-- begin DATA --

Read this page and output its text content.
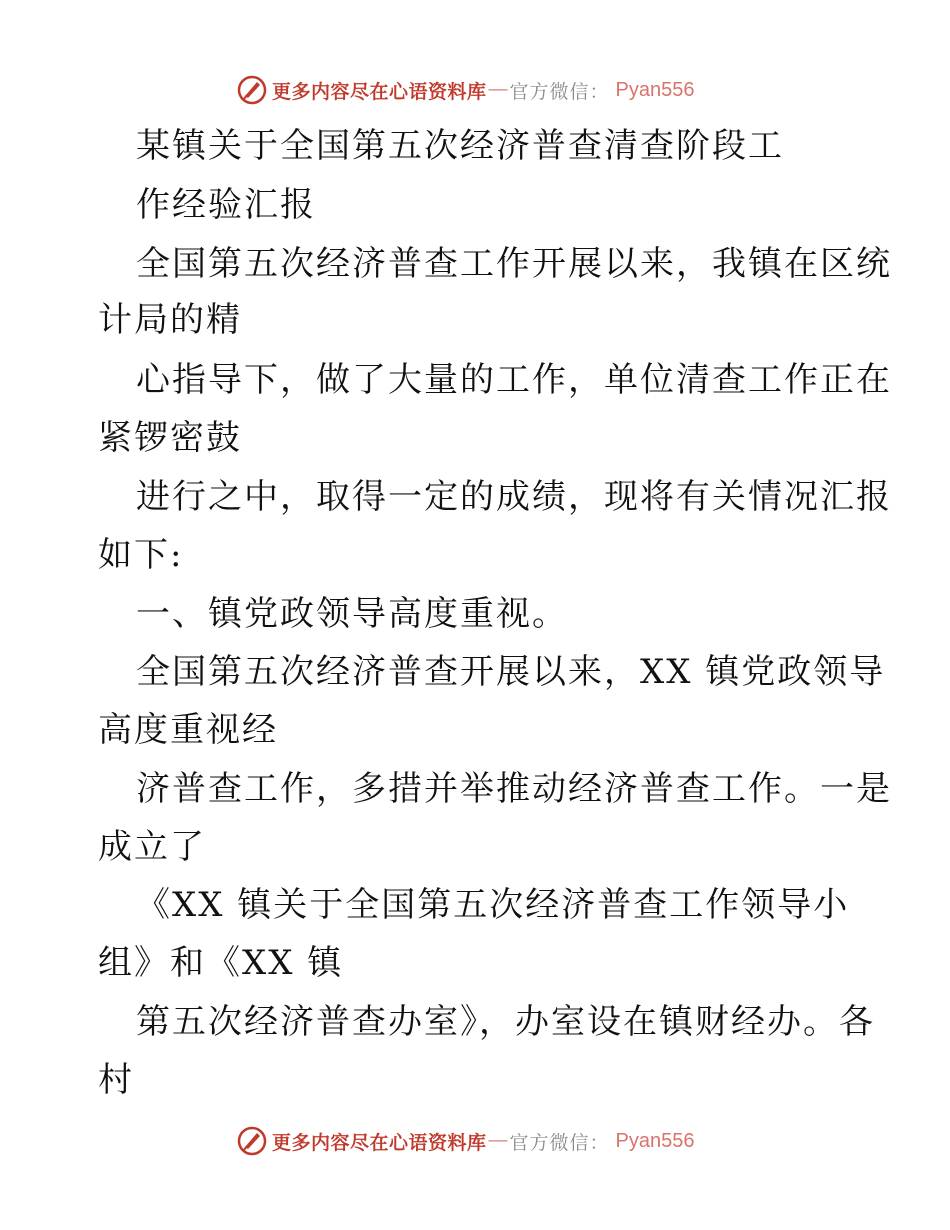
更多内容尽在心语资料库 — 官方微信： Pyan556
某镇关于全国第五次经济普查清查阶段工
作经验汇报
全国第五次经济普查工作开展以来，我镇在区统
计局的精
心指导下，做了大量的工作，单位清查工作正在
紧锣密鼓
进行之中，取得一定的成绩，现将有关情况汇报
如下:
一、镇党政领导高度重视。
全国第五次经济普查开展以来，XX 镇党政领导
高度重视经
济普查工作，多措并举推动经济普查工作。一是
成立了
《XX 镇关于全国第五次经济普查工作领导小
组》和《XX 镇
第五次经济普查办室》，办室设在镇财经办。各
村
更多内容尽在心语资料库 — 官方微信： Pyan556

-- end DATA --
-- begin DATA --

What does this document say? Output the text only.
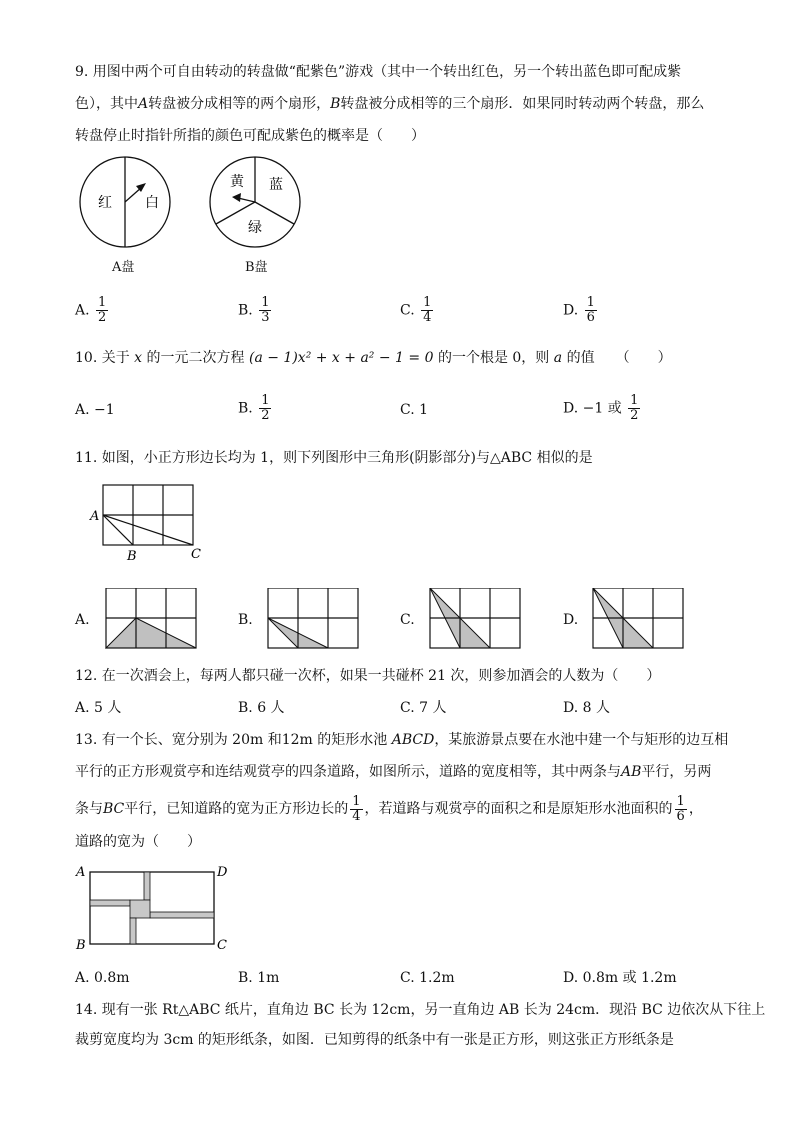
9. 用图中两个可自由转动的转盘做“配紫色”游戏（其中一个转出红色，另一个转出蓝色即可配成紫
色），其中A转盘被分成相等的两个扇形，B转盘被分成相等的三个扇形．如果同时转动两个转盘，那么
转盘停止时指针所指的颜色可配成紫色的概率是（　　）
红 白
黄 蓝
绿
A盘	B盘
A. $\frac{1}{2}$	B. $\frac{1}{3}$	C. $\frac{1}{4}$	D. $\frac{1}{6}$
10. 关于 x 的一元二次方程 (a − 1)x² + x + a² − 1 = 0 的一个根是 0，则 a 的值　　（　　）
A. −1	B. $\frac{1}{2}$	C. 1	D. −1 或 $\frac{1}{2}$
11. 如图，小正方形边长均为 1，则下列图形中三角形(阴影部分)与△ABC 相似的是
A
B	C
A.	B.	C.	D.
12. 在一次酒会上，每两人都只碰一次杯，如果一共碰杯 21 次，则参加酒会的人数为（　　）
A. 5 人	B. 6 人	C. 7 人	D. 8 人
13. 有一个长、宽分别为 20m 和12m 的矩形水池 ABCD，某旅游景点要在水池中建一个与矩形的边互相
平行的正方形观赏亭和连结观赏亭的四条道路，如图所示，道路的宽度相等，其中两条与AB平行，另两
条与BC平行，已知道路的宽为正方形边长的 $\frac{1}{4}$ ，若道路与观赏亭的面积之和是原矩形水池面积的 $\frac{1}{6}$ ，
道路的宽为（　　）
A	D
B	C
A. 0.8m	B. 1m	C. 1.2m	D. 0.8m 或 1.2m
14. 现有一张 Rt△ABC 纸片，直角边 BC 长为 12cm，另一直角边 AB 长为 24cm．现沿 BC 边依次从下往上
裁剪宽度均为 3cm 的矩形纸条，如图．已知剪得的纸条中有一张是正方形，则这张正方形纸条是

-- end DATA --
-- begin DATA --

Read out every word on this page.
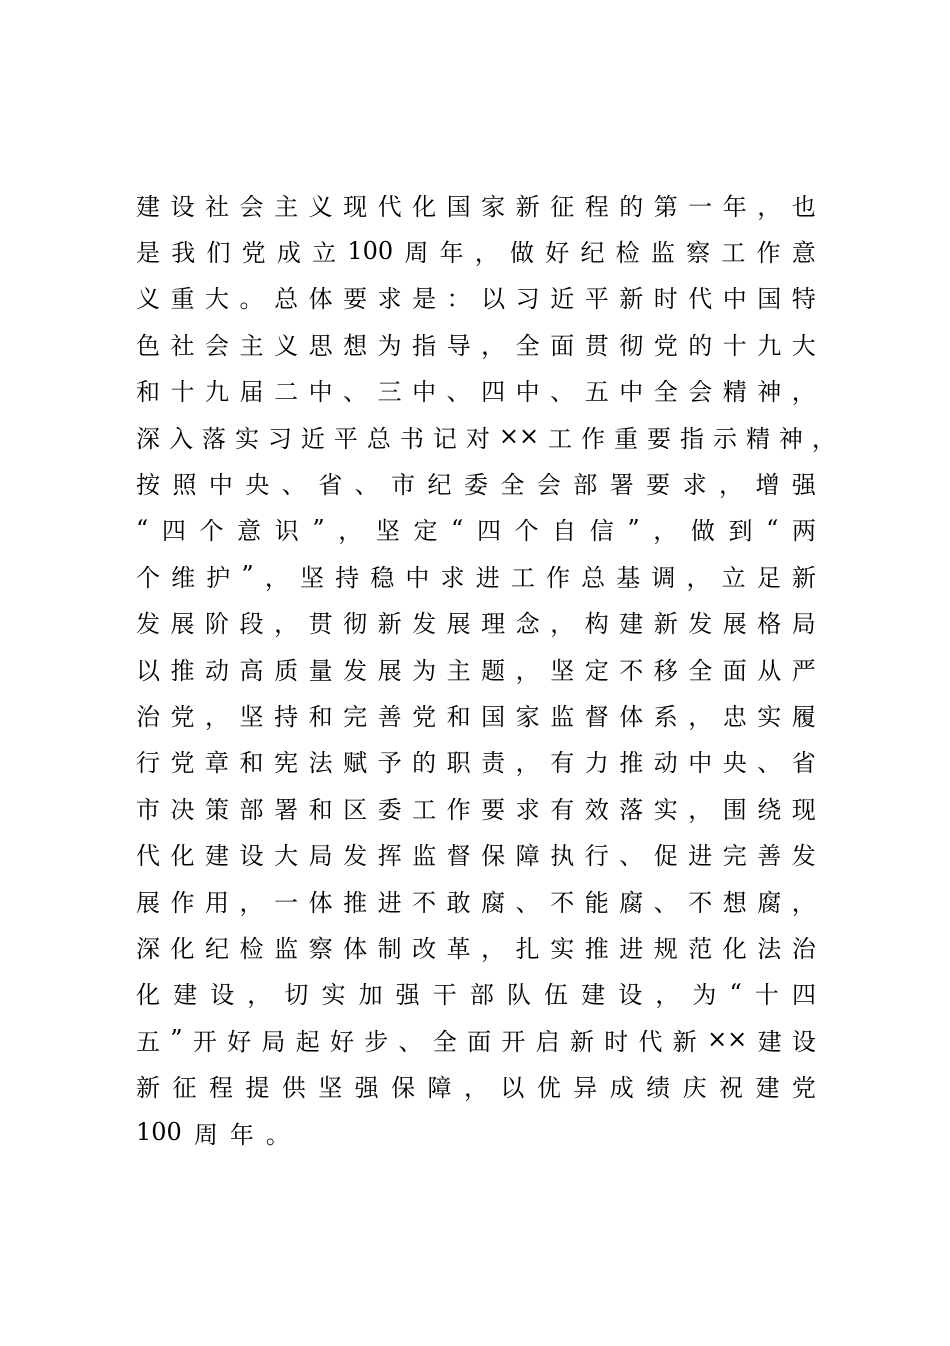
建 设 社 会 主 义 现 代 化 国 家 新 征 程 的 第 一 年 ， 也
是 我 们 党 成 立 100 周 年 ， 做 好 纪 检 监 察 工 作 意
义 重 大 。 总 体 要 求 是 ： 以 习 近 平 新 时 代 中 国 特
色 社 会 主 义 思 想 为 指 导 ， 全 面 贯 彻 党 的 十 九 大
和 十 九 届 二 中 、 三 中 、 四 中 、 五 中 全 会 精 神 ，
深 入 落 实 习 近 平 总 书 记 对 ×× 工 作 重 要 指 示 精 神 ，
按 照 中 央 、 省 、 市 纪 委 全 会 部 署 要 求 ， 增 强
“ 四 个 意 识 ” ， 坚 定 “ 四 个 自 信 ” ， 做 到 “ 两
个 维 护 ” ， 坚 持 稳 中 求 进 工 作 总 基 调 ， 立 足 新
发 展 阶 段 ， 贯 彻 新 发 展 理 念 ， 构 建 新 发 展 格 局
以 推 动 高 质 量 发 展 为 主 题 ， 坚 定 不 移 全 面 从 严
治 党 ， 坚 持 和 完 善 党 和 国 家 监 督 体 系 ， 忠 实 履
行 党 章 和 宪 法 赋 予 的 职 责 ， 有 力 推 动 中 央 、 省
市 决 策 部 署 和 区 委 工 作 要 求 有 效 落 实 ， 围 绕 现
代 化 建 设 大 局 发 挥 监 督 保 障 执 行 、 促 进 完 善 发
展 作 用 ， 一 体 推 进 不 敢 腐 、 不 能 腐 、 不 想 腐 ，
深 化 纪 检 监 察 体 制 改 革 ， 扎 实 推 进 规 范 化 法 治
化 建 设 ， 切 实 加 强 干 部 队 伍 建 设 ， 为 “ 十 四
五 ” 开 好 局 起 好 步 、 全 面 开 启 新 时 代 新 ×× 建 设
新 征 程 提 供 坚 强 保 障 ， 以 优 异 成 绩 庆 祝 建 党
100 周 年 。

-- end DATA --

EXERCISE DETAILS: Collect every line above that contains the word "page".

EXERCISE ANSWER:
Read this page and output its text content.
Read out every word on this page.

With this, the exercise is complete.